**Raw records**

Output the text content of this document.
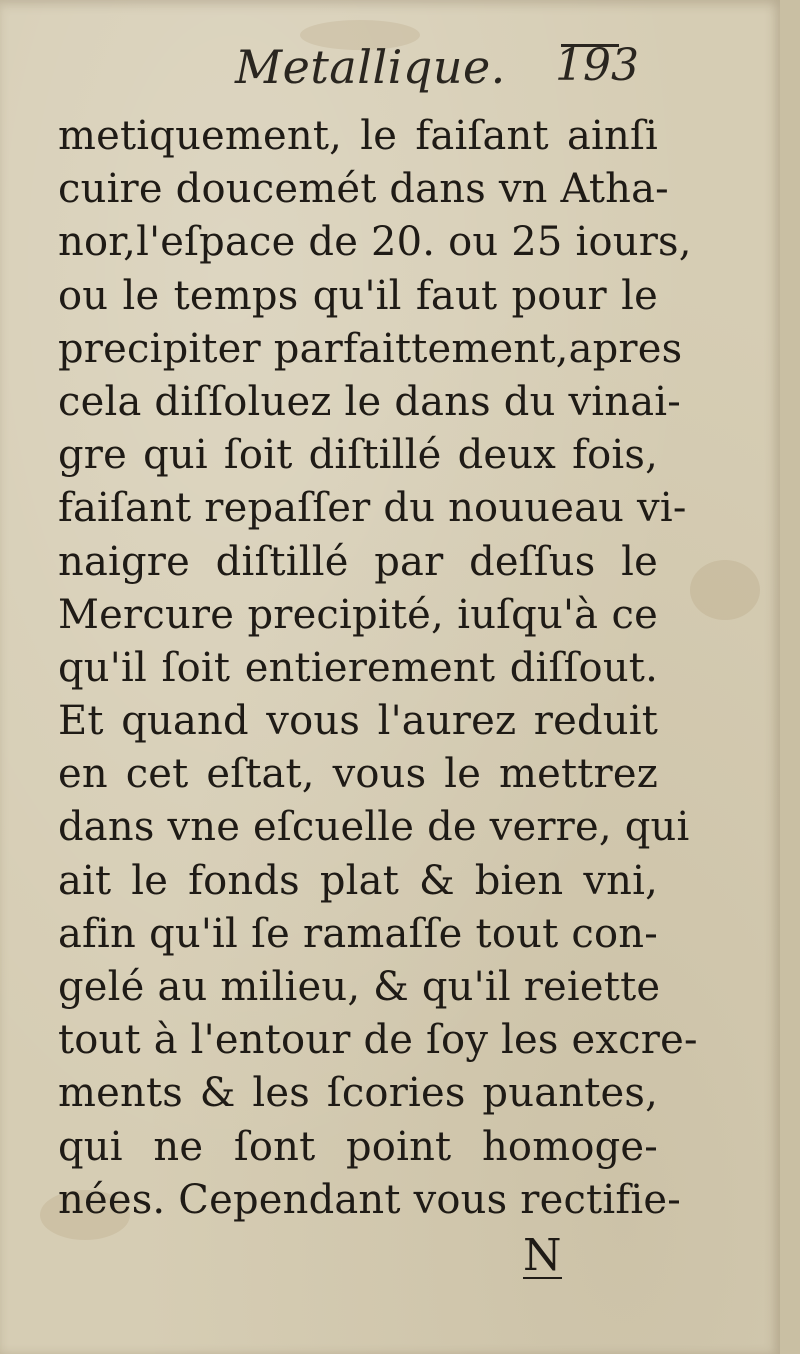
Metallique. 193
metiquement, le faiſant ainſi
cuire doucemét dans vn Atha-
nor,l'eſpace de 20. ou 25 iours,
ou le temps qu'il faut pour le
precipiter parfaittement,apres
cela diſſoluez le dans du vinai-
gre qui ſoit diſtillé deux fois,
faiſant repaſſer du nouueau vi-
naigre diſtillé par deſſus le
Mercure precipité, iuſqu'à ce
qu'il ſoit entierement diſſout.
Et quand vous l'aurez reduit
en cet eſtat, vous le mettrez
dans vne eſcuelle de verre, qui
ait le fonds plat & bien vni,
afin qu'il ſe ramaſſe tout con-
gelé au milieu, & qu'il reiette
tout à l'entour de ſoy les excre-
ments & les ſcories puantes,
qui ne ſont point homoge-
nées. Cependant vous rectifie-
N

**Requirements**
Reproduce each line of the records exactly, and omit every picture.

**The answer**
Output the text content of this document.
Metallique. 193
metiquement, le faiſant ainſi
cuire doucemét dans vn Atha-
nor,l'eſpace de 20. ou 25 iours,
ou le temps qu'il faut pour le
precipiter parfaittement,apres
cela diſſoluez le dans du vinai-
gre qui ſoit diſtillé deux fois,
faiſant repaſſer du nouueau vi-
naigre diſtillé par deſſus le
Mercure precipité, iuſqu'à ce
qu'il ſoit entierement diſſout.
Et quand vous l'aurez reduit
en cet eſtat, vous le mettrez
dans vne eſcuelle de verre, qui
ait le fonds plat & bien vni,
afin qu'il ſe ramaſſe tout con-
gelé au milieu, & qu'il reiette
tout à l'entour de ſoy les excre-
ments & les ſcories puantes,
qui ne ſont point homoge-
nées. Cependant vous rectifie-
N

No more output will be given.